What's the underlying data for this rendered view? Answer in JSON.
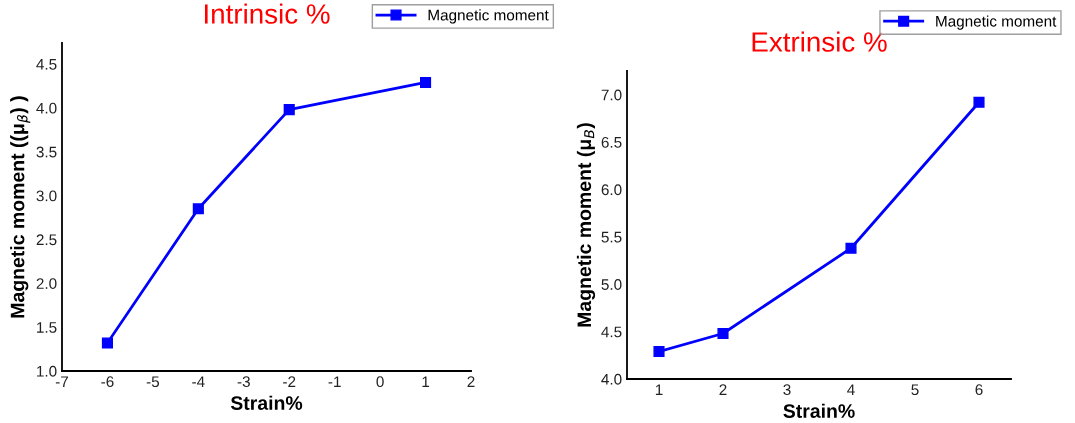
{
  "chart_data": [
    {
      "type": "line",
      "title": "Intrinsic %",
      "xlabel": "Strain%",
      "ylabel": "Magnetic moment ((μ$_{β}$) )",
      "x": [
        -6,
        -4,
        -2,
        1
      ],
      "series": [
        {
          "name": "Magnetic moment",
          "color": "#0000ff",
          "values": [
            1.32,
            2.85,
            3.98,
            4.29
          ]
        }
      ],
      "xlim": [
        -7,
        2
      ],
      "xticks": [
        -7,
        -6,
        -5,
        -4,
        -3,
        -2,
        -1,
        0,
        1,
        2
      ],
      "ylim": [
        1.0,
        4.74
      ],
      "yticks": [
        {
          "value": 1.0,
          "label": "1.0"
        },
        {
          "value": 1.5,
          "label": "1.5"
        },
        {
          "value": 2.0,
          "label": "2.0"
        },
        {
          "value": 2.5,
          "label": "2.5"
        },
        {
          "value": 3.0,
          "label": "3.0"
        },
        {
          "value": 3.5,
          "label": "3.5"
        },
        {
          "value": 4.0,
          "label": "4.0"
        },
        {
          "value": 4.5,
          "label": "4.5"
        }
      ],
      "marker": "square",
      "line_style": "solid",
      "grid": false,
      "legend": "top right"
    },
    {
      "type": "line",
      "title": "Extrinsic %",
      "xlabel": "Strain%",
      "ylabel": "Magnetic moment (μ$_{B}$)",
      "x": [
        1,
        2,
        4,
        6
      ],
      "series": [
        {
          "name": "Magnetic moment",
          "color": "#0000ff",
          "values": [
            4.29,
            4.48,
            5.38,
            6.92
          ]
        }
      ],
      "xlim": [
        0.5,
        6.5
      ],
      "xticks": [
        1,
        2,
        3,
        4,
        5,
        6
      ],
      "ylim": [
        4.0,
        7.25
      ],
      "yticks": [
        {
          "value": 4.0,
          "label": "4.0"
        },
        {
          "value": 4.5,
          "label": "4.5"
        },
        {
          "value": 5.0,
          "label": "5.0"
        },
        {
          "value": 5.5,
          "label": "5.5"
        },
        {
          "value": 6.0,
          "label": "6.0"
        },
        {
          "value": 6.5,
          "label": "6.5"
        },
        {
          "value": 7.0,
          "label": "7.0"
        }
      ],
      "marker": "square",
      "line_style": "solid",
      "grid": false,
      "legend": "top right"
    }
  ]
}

------

### REQUEST:
Write out the entries above verbatim; the pictures do not belong in your copy.

### CORRECT OUTPUT:
What's the underlying data for this rendered view? Answer in JSON.
{
  "chart_data": [
    {
      "type": "line",
      "title": "Intrinsic %",
      "xlabel": "Strain%",
      "ylabel": "Magnetic moment ((μ$_{β}$) )",
      "x": [
        -6,
        -4,
        -2,
        1
      ],
      "series": [
        {
          "name": "Magnetic moment",
          "color": "#0000ff",
          "values": [
            1.32,
            2.85,
            3.98,
            4.29
          ]
        }
      ],
      "xlim": [
        -7,
        2
      ],
      "xticks": [
        -7,
        -6,
        -5,
        -4,
        -3,
        -2,
        -1,
        0,
        1,
        2
      ],
      "ylim": [
        1.0,
        4.74
      ],
      "yticks": [
        {
          "value": 1.0,
          "label": "1.0"
        },
        {
          "value": 1.5,
          "label": "1.5"
        },
        {
          "value": 2.0,
          "label": "2.0"
        },
        {
          "value": 2.5,
          "label": "2.5"
        },
        {
          "value": 3.0,
          "label": "3.0"
        },
        {
          "value": 3.5,
          "label": "3.5"
        },
        {
          "value": 4.0,
          "label": "4.0"
        },
        {
          "value": 4.5,
          "label": "4.5"
        }
      ],
      "marker": "square",
      "line_style": "solid",
      "grid": false,
      "legend": "top right"
    },
    {
      "type": "line",
      "title": "Extrinsic %",
      "xlabel": "Strain%",
      "ylabel": "Magnetic moment (μ$_{B}$)",
      "x": [
        1,
        2,
        4,
        6
      ],
      "series": [
        {
          "name": "Magnetic moment",
          "color": "#0000ff",
          "values": [
            4.29,
            4.48,
            5.38,
            6.92
          ]
        }
      ],
      "xlim": [
        0.5,
        6.5
      ],
      "xticks": [
        1,
        2,
        3,
        4,
        5,
        6
      ],
      "ylim": [
        4.0,
        7.25
      ],
      "yticks": [
        {
          "value": 4.0,
          "label": "4.0"
        },
        {
          "value": 4.5,
          "label": "4.5"
        },
        {
          "value": 5.0,
          "label": "5.0"
        },
        {
          "value": 5.5,
          "label": "5.5"
        },
        {
          "value": 6.0,
          "label": "6.0"
        },
        {
          "value": 6.5,
          "label": "6.5"
        },
        {
          "value": 7.0,
          "label": "7.0"
        }
      ],
      "marker": "square",
      "line_style": "solid",
      "grid": false,
      "legend": "top right"
    }
  ]
}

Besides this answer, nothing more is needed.